*TASK REQUIREMENTS:*
Report each line of the data below that contains the string "keyboard", copying every such line in full. Case counts when matching.

*GIVEN DATA:*
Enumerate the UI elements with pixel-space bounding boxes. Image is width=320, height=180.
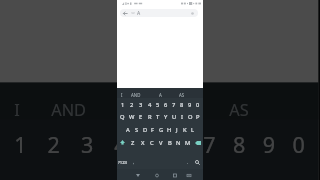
- button[interactable]: 1: [118, 98, 127, 111]
- button[interactable]: .: [183, 156, 192, 169]
- button[interactable]: 9: [255, 120, 285, 168]
- button[interactable]: T: [154, 110, 162, 123]
- button[interactable]: AND: [36, 90, 103, 127]
- button[interactable]: Z: [128, 136, 138, 149]
- button[interactable]: 8: [226, 120, 255, 168]
- button[interactable]: Search: [192, 156, 203, 169]
- button[interactable]: 1: [3, 120, 36, 168]
- button[interactable]: Y: [162, 110, 170, 123]
- button[interactable]: 2: [36, 120, 70, 168]
- button[interactable]: E: [136, 110, 145, 123]
- staticText: O: [188, 113, 193, 121]
- staticText: 1: [121, 101, 125, 109]
- staticText: 7: [203, 131, 218, 160]
- staticText: I: [14, 97, 22, 120]
- button[interactable]: A: [123, 123, 132, 136]
- button[interactable]: J: [173, 123, 181, 136]
- button[interactable]: M: [183, 136, 192, 149]
- button[interactable]: 3: [70, 120, 103, 168]
- button[interactable]: G: [157, 123, 165, 136]
- staticText: R: [114, 175, 129, 180]
- button[interactable]: Home: [153, 171, 161, 179]
- button[interactable]: O: [186, 110, 194, 123]
- staticText: C: [150, 139, 154, 147]
- button[interactable]: 9: [186, 98, 194, 111]
- button[interactable]: AS: [207, 90, 274, 127]
- button[interactable]: R: [145, 110, 154, 123]
- button[interactable]: 0: [285, 120, 315, 168]
- button[interactable]: Hide keyboard: [134, 171, 142, 179]
- button[interactable]: P: [194, 110, 202, 123]
- button[interactable]: I: [113, 90, 131, 100]
- staticText: S: [135, 126, 139, 134]
- button[interactable]: S: [132, 123, 141, 136]
- button[interactable]: U: [170, 110, 178, 123]
- button[interactable]: 4: [103, 120, 137, 168]
- button[interactable]: 7: [196, 120, 226, 168]
- button[interactable]: 5: [137, 120, 166, 168]
- button[interactable]: Shift: [117, 136, 128, 149]
- button[interactable]: AND: [127, 90, 145, 100]
- staticText: 3: [81, 131, 96, 160]
- button[interactable]: AS: [173, 90, 191, 100]
- button[interactable]: 3: [136, 98, 145, 111]
- button[interactable]: L: [189, 123, 197, 136]
- button[interactable]: V: [156, 136, 165, 149]
- button[interactable]: 5: [154, 98, 162, 111]
- button[interactable]: H: [165, 123, 173, 136]
- button[interactable]: W: [127, 110, 136, 123]
- staticText: 2: [130, 101, 134, 109]
- staticText: A: [159, 92, 162, 98]
- button[interactable]: A: [125, 90, 192, 127]
- button[interactable]: 2: [127, 98, 136, 111]
- button[interactable]: R: [103, 164, 137, 180]
- button[interactable]: 0: [194, 98, 202, 111]
- button[interactable]: F: [149, 123, 157, 136]
- button[interactable]: 8: [178, 98, 186, 111]
- button[interactable]: 7: [170, 98, 178, 111]
- button[interactable]: Y: [166, 164, 196, 180]
- button[interactable]: C: [147, 136, 156, 149]
- button[interactable]: K: [181, 123, 189, 136]
- button[interactable]: D: [141, 123, 149, 136]
- button[interactable]: Back: [120, 9, 198, 17]
- button[interactable]: A: [151, 90, 169, 100]
- button[interactable]: T: [137, 164, 166, 180]
- staticText: A: [155, 97, 166, 120]
- staticText: Q: [120, 113, 125, 121]
- button[interactable]: B: [165, 136, 174, 149]
- button[interactable]: 6: [166, 120, 196, 168]
- staticText: H: [167, 126, 172, 134]
- staticText: N: [176, 139, 181, 147]
- button[interactable]: ,: [129, 156, 138, 169]
- button[interactable]: Recents: [171, 171, 179, 179]
- button[interactable]: Q: [118, 110, 127, 123]
- staticText: 0: [196, 101, 200, 109]
- button[interactable]: Switch keyboard: [185, 171, 193, 179]
- button[interactable]: I: [0, 90, 51, 127]
- button[interactable]: X: [138, 136, 147, 149]
- button[interactable]: Backspace: [192, 136, 203, 149]
- staticText: A: [126, 126, 130, 134]
- button[interactable]: U: [196, 164, 226, 180]
- staticText: L: [191, 126, 195, 134]
- staticText: .: [187, 159, 189, 166]
- staticText: 4: [114, 131, 129, 160]
- button[interactable]: ?123: [117, 156, 129, 169]
- button[interactable]: I: [178, 110, 186, 123]
- staticText: 6: [174, 131, 188, 160]
- button[interactable]: N: [174, 136, 183, 149]
- button[interactable]: 6: [162, 98, 170, 111]
- button[interactable]: 4: [145, 98, 154, 111]
- staticText: 3: [139, 101, 143, 109]
- staticText: AS: [229, 97, 252, 120]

*EXPECTED OUTPUT:*
- button[interactable]: Hide keyboard: [134, 171, 142, 179]
- button[interactable]: Switch keyboard: [185, 171, 193, 179]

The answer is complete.